↓↓↓
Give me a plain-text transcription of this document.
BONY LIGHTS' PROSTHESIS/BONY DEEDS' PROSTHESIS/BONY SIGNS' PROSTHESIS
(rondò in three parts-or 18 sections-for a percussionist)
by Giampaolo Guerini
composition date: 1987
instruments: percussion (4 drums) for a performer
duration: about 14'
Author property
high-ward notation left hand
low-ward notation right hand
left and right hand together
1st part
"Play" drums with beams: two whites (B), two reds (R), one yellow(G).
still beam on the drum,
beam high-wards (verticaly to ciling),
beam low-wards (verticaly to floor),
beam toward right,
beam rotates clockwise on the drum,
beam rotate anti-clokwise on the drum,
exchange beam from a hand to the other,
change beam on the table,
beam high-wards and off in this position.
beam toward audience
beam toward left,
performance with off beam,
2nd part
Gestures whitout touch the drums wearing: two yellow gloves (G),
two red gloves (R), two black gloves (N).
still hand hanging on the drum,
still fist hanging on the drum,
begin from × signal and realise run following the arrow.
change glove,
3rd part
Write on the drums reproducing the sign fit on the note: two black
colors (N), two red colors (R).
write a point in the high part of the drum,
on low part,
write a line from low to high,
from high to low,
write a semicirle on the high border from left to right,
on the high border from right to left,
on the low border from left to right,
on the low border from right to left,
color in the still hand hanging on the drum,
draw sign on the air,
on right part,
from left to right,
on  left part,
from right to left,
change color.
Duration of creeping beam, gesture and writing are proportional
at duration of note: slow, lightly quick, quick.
↑↑↑
§ **WHAT IS REQUIRED**: Print back all the lines verbatim.

§ **SOLUTION**:
Give me a plain-text transcription of this document.
BONY LIGHTS' PROSTHESIS/BONY DEEDS' PROSTHESIS/BONY SIGNS' PROSTHESIS
(rondò in three parts-or 18 sections-for a percussionist)
by Giampaolo Guerini
composition date: 1987
instruments: percussion (4 drums) for a performer
duration: about 14'
Author property
high-ward notation left hand
low-ward notation right hand
left and right hand together
1st part
"Play" drums with beams: two whites (B), two reds (R), one yellow(G).
still beam on the drum,
beam high-wards (verticaly to ciling),
beam low-wards (verticaly to floor),
beam toward right,
beam rotates clockwise on the drum,
beam rotate anti-clokwise on the drum,
exchange beam from a hand to the other,
change beam on the table,
beam high-wards and off in this position.
beam toward audience
beam toward left,
performance with off beam,
2nd part
Gestures whitout touch the drums wearing: two yellow gloves (G),
two red gloves (R), two black gloves (N).
still hand hanging on the drum,
still fist hanging on the drum,
begin from × signal and realise run following the arrow.
change glove,
3rd part
Write on the drums reproducing the sign fit on the note: two black
colors (N), two red colors (R).
write a point in the high part of the drum,
on low part,
write a line from low to high,
from high to low,
write a semicirle on the high border from left to right,
on the high border from right to left,
on the low border from left to right,
on the low border from right to left,
color in the still hand hanging on the drum,
draw sign on the air,
on right part,
from left to right,
on  left part,
from right to left,
change color.
Duration of creeping beam, gesture and writing are proportional
at duration of note: slow, lightly quick, quick.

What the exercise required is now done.